(Excerpts from a layout annotation set)
..........

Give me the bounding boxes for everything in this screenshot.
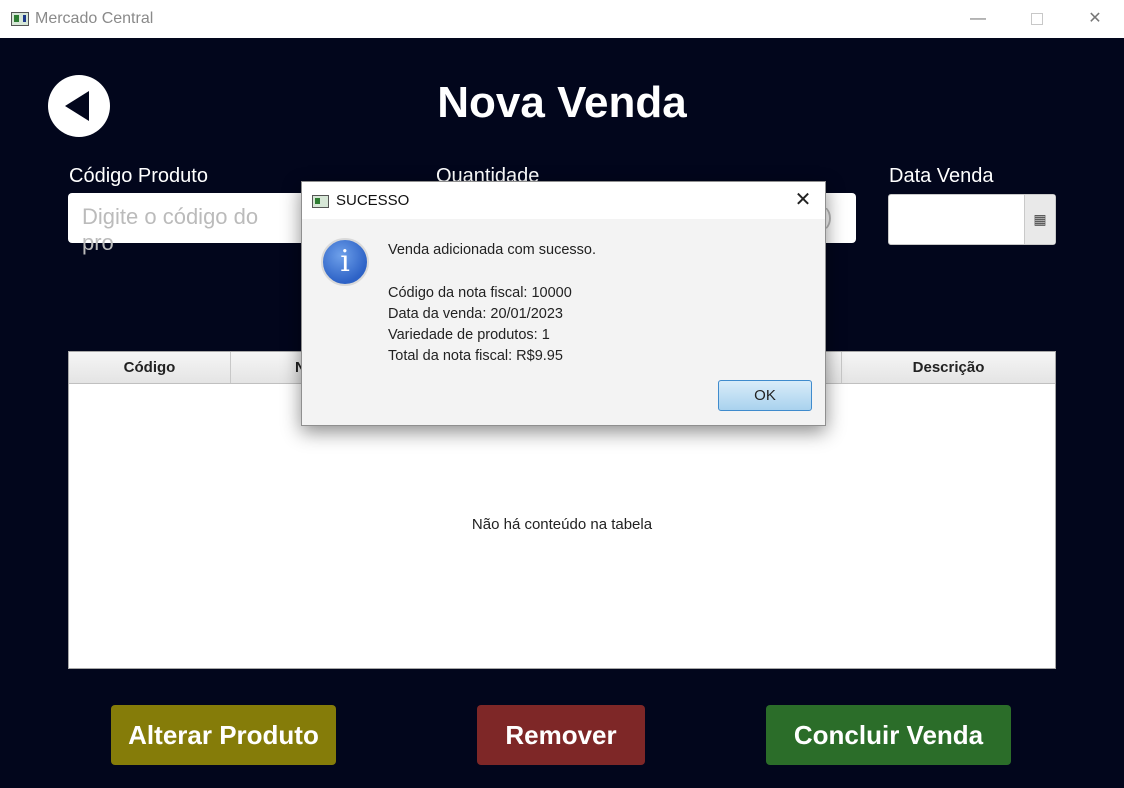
dialog-line-variedade: Variedade de produtos: 1 <box>388 327 550 343</box>
window-titlebar: Mercado Central — ✕ <box>0 0 1124 39</box>
dialog-line-data-venda: Data da venda: 20/01/2023 <box>388 306 563 322</box>
dialog-close-button[interactable]: ✕ <box>784 182 822 219</box>
dialog-line-nota-fiscal: Código da nota fiscal: 10000 <box>388 285 572 301</box>
table-empty-message: Não há conteúdo na tabela <box>471 516 653 533</box>
calendar-icon[interactable]: ▦ <box>1024 195 1055 244</box>
alterar-produto-button[interactable]: Alterar Produto <box>111 705 336 765</box>
column-header-codigo[interactable]: Código <box>69 352 231 383</box>
minimize-button[interactable]: — <box>949 0 1007 38</box>
data-venda-label: Data Venda <box>889 165 994 187</box>
close-window-button[interactable]: ✕ <box>1066 0 1124 38</box>
remover-button[interactable]: Remover <box>477 705 645 765</box>
app-icon <box>11 12 29 26</box>
data-venda-picker[interactable]: ▦ <box>888 194 1056 245</box>
dialog-title: SUCESSO <box>336 192 410 209</box>
concluir-venda-button[interactable]: Concluir Venda <box>766 705 1011 765</box>
window-title: Mercado Central <box>35 10 154 27</box>
dialog-titlebar: SUCESSO ✕ <box>302 182 825 219</box>
column-header-descricao[interactable]: Descrição <box>841 352 1055 383</box>
dialog-app-icon <box>312 195 329 208</box>
ok-button[interactable]: OK <box>718 380 812 411</box>
codigo-produto-input[interactable]: Digite o código do pro <box>68 193 308 255</box>
success-dialog: SUCESSO ✕ i Venda adicionada com sucesso… <box>301 181 826 426</box>
maximize-icon <box>1031 12 1043 25</box>
dialog-message-heading: Venda adicionada com sucesso. <box>388 242 596 258</box>
info-icon: i <box>321 238 369 286</box>
codigo-produto-label: Código Produto <box>69 165 208 187</box>
page-title: Nova Venda <box>437 78 687 127</box>
maximize-button[interactable] <box>1008 0 1066 38</box>
dialog-line-total: Total da nota fiscal: R$9.95 <box>388 348 563 364</box>
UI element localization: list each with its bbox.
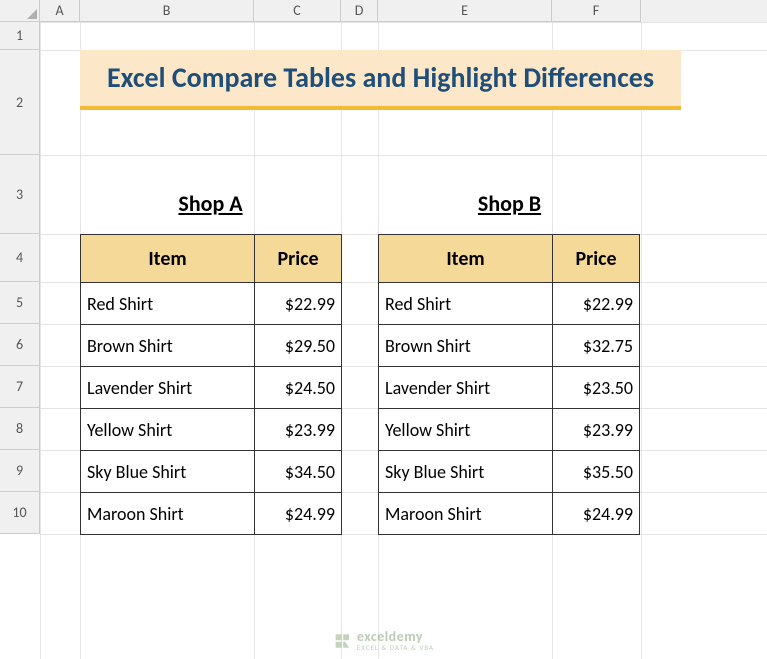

..........

## Exercise
Copy the material above word for word, leaving the pictures out.

## The answer
Give me the bounding boxes for everything in this screenshot.
dialog-line-variedade: Variedade de produtos: 1 <box>388 327 550 343</box>
window-titlebar: Mercado Central — ✕ <box>0 0 1124 39</box>
dialog-line-data-venda: Data da venda: 20/01/2023 <box>388 306 563 322</box>
dialog-close-button[interactable]: ✕ <box>784 182 822 219</box>
dialog-line-nota-fiscal: Código da nota fiscal: 10000 <box>388 285 572 301</box>
table-empty-message: Não há conteúdo na tabela <box>471 516 653 533</box>
calendar-icon[interactable]: ▦ <box>1024 195 1055 244</box>
alterar-produto-button[interactable]: Alterar Produto <box>111 705 336 765</box>
column-header-codigo[interactable]: Código <box>69 352 231 383</box>
minimize-button[interactable]: — <box>949 0 1007 38</box>
data-venda-label: Data Venda <box>889 165 994 187</box>
close-window-button[interactable]: ✕ <box>1066 0 1124 38</box>
remover-button[interactable]: Remover <box>477 705 645 765</box>
app-icon <box>11 12 29 26</box>
data-venda-picker[interactable]: ▦ <box>888 194 1056 245</box>
dialog-title: SUCESSO <box>336 192 410 209</box>
concluir-venda-button[interactable]: Concluir Venda <box>766 705 1011 765</box>
window-title: Mercado Central <box>35 10 154 27</box>
dialog-titlebar: SUCESSO ✕ <box>302 182 825 219</box>
column-header-descricao[interactable]: Descrição <box>841 352 1055 383</box>
dialog-app-icon <box>312 195 329 208</box>
ok-button[interactable]: OK <box>718 380 812 411</box>
codigo-produto-input[interactable]: Digite o código do pro <box>68 193 308 255</box>
success-dialog: SUCESSO ✕ i Venda adicionada com sucesso… <box>301 181 826 426</box>
maximize-icon <box>1031 12 1043 25</box>
dialog-message-heading: Venda adicionada com sucesso. <box>388 242 596 258</box>
info-icon: i <box>321 238 369 286</box>
codigo-produto-label: Código Produto <box>69 165 208 187</box>
page-title: Nova Venda <box>437 78 687 127</box>
maximize-button[interactable] <box>1008 0 1066 38</box>
dialog-line-total: Total da nota fiscal: R$9.95 <box>388 348 563 364</box>
UI element localization: list each with its bbox.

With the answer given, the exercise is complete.